### WHAT NEEDS TO BE DONE
In the article on YouTube's new channels, rewrite the part that opens with the words "While not all" and closes with "and wellness channel.", putting "exercise" in place of "fitness".
[[ SELECTED EXTRACT, beginning ]]
YouTube has revealed the 100 niche channels it’s adding to its online video portal, expanding the professionally created content lineup it offers in addition to its infinite cache of UGC.
There are a number of content producers, filmmakers and media companies behind the new channels, including Lionsgate, Electus, FremantleMedia, Magical Elves, @radical.media, Vuguru, BermanBraun, Rainn Wilson’s SoulPancake and Ashton Kutcher’s Katalyst.
Vice, The Onion Broadcasting Company, The Wall Street Journal, the WWE and Red Bull House North America will also have their own channels, while other channels will feature regular contributions from celebrities in assorted disciplines, including Jay-Z, Madonna, Pharrell Williams, skateboarder Tony Hawk, filmmaker Jon Chu, CSI franchise creator Anthony Zuiker, basketball legend Shaquille O’Neal, and self-help guru Deepak Chopra.
YouTube will also feature dedicated channels from several of its long-standing content partners, including Clevver Media, which launched on the video portal in 2008, and, of course, Smosh, the web-based comedy duo that began posting clips on YouTube in 2005 and grew to become one of the most popular destination channels on the site.
While not all the channels have been named yet, descriptions of content for each are available on the site.
Lionsgate will create a fitness channel “featuring top brands/personalities, and cutting-edge workouts,” while Rainn Wilson’s SoulPancake will produce “energetic, quirky, and highly creative reality and docu-style programming.” BermanBraun, meanwhile, is behind a food channel called Taste in partnership with publisher Rodale, as well as The LOGE, a movie news channel, and Vigor, a health and wellness channel.
Ben Silverman’s Electus will produce a food channel that will feature “loud characters, unique personalities, [and] outrageous tidbits on everything food,” as well as a currently unnamed pop culture channel and NuevOn, a bilingual Hispanic pop-culture and celeb-themed channel featuring Sofia Vergara.
FremantleMedia, meanwhile, is behind a pets-and-animals channel, as yet unnamed, which is billed as “a place for animal lovers that celebrates the bond between people and their pets, and shows how they enhance our lives.”
Magical Elves will bring its expertise in fashion programming to YouTube with Little Black Dress, while @radical.media will present an education-oriented channel, as yet unnamed, which will provide “extraordinary access to the people, places and ideas that are transforming the world.”
According to reports, YouTube is doling out over US$100 million in advances for the 100 channels, with some partners slated to get as much as 55% of ad revenue once the advances for their channels are recouped.
[[ SELECTED EXTRACT, end ]]
[[ RECORD SET, beginning ]]
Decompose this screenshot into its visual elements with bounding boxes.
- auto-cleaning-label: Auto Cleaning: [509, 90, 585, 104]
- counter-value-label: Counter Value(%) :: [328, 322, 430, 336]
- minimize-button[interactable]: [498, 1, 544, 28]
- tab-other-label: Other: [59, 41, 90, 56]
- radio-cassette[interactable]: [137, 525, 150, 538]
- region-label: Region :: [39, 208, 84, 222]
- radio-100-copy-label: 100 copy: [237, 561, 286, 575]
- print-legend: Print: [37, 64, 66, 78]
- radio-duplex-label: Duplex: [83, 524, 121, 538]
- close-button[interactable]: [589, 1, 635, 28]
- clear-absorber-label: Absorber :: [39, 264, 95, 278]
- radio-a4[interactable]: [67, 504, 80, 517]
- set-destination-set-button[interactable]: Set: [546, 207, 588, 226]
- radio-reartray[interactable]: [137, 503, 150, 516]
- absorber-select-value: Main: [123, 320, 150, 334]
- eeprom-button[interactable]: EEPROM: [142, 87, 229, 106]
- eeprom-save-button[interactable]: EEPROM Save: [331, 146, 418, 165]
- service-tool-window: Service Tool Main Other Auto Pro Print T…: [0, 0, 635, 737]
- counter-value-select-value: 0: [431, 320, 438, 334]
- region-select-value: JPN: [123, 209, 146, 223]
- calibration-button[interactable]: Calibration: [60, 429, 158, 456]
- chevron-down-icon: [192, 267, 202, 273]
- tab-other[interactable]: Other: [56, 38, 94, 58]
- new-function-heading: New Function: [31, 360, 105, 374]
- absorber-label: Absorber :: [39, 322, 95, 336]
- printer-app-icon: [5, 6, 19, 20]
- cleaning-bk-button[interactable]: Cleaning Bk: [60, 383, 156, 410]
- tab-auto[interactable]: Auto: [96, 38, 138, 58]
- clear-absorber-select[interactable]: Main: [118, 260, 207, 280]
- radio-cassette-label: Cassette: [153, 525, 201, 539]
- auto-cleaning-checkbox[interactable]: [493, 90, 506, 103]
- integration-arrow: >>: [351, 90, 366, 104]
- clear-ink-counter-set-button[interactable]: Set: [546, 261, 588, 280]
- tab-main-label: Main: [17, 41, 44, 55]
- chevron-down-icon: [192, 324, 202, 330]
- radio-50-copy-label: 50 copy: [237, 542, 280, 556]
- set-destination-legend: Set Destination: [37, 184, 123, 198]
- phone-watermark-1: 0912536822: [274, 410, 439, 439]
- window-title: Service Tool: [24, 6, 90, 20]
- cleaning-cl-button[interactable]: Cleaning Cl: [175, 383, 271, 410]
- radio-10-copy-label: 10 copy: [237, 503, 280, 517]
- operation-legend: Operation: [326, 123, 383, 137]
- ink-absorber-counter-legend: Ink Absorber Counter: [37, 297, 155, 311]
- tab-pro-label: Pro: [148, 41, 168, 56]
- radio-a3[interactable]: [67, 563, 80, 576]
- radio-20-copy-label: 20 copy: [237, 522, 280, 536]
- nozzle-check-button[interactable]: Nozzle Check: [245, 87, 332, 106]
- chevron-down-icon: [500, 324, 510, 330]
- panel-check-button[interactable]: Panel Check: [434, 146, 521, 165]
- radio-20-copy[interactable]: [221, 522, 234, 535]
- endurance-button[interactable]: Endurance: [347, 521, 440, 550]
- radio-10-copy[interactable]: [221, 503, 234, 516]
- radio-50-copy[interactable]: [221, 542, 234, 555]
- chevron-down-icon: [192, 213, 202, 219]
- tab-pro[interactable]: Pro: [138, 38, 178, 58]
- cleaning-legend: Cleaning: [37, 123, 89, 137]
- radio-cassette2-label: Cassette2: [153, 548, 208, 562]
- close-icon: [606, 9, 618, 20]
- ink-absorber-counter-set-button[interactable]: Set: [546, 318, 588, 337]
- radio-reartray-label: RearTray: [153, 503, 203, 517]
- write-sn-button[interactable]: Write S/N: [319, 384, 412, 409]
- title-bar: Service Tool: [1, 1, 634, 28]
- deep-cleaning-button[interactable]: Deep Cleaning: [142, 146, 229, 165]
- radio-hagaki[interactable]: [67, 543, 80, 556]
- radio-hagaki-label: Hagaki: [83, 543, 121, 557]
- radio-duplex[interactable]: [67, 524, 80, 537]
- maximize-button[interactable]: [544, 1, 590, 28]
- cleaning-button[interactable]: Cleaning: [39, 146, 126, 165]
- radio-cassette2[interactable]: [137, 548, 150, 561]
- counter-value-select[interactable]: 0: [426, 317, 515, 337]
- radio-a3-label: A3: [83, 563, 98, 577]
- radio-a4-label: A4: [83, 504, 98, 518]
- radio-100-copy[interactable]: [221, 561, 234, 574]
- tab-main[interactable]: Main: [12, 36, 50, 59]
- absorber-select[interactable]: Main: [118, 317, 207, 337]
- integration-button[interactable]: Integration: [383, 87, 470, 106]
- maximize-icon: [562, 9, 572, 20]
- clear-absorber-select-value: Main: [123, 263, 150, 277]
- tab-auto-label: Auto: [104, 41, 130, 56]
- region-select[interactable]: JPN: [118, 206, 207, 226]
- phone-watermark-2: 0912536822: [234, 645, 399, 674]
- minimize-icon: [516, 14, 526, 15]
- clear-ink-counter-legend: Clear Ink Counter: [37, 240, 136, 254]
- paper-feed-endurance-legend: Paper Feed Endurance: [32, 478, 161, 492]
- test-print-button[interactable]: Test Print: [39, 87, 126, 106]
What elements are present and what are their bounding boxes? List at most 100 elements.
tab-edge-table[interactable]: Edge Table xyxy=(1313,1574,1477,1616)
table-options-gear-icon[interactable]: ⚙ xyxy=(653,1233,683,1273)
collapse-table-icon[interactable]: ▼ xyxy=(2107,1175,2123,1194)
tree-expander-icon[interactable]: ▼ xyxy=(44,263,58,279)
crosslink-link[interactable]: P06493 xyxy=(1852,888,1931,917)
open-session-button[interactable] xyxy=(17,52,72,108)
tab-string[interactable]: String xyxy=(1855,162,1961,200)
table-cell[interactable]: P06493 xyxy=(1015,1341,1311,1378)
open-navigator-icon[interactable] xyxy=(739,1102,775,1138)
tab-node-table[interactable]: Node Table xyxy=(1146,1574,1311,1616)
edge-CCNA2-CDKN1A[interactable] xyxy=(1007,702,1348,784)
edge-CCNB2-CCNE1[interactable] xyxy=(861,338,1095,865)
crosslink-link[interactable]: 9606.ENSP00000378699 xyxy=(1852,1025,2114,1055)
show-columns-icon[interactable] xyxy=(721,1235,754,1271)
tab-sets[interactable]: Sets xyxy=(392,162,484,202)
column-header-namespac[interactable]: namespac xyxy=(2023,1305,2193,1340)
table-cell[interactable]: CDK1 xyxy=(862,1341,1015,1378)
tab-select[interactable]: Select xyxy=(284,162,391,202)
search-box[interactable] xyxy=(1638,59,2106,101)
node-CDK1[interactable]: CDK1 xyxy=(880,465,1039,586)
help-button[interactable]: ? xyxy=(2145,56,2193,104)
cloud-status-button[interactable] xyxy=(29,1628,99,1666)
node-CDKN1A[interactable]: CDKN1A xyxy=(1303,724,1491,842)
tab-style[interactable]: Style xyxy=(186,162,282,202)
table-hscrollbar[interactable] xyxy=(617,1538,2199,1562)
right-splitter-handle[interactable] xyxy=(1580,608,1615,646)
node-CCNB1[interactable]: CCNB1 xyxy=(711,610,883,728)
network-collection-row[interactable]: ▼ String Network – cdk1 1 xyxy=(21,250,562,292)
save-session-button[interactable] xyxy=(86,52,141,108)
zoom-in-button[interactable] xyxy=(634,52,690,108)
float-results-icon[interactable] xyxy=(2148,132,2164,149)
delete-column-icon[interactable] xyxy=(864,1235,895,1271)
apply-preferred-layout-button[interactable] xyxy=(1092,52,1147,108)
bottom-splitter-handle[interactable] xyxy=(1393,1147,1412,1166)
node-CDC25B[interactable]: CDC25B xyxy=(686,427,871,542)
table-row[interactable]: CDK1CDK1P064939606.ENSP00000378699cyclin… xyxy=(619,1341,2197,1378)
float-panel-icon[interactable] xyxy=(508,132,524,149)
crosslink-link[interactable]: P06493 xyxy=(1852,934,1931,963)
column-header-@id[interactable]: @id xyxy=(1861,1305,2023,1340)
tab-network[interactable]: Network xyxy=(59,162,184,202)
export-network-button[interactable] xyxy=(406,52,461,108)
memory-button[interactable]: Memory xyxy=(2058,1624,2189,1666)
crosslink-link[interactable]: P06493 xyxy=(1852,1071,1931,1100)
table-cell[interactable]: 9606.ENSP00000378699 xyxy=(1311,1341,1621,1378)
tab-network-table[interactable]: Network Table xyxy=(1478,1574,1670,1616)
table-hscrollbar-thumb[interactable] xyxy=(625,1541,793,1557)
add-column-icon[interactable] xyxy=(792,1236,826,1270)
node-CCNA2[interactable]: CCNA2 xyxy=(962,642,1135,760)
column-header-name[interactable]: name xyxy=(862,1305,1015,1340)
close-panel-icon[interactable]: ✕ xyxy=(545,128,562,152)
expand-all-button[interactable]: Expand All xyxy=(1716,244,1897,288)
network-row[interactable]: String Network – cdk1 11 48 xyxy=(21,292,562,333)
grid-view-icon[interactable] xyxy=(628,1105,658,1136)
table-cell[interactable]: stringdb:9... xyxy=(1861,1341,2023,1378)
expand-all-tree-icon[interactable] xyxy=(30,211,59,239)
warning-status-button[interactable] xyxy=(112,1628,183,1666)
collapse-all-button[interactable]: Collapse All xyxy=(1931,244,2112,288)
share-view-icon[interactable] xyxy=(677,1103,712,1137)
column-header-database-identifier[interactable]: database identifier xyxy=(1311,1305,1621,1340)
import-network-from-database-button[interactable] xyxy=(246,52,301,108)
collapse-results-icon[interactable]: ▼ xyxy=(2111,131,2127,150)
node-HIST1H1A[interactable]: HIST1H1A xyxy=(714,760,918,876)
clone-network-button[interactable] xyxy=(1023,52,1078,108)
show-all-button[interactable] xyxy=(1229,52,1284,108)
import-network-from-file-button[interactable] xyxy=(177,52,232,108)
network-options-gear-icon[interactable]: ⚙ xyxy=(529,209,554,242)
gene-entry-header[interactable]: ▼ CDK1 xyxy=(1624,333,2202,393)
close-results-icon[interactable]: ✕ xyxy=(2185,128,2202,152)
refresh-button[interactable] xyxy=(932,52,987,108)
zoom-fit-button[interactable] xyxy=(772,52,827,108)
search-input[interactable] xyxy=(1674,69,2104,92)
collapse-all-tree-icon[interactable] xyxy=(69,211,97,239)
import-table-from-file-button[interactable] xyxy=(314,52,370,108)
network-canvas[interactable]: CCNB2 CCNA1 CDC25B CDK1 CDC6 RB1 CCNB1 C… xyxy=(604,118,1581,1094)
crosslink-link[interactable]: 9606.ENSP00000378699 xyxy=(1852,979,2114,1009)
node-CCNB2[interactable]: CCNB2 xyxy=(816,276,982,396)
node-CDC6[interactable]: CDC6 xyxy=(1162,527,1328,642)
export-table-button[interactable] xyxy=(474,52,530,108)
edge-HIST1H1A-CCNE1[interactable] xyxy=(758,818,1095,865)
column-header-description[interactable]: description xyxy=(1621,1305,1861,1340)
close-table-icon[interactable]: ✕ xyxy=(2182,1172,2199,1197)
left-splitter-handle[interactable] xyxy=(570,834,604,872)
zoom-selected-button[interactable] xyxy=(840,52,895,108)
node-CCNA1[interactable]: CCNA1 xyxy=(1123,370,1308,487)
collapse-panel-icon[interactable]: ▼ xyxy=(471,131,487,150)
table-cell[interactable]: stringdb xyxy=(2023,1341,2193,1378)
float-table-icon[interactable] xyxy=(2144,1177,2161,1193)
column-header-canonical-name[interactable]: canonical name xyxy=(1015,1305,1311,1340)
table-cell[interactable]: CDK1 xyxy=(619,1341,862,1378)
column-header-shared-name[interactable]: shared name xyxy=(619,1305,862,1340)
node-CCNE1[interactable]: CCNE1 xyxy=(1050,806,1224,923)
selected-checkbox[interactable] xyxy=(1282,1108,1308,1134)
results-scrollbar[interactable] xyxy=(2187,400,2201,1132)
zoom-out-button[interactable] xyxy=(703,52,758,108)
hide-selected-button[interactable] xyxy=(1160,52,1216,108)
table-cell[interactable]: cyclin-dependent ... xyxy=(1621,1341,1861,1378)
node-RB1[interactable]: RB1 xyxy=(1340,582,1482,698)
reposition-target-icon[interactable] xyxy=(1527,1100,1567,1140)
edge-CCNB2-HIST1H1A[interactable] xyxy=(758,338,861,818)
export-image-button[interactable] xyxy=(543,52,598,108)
[[ RECORD SET, end ]]
### WRITTEN SOLUTION
While not all the channels have been named yet, descriptions of content for each are available on the site.
Lionsgate will create a exercise channel “featuring top brands/personalities, and cutting-edge workouts,” while Rainn Wilson’s SoulPancake will produce “energetic, quirky, and highly creative reality and docu-style programming.” BermanBraun, meanwhile, is behind a food channel called Taste in partnership with publisher Rodale, as well as The LOGE, a movie news channel, and Vigor, a health and wellness channel.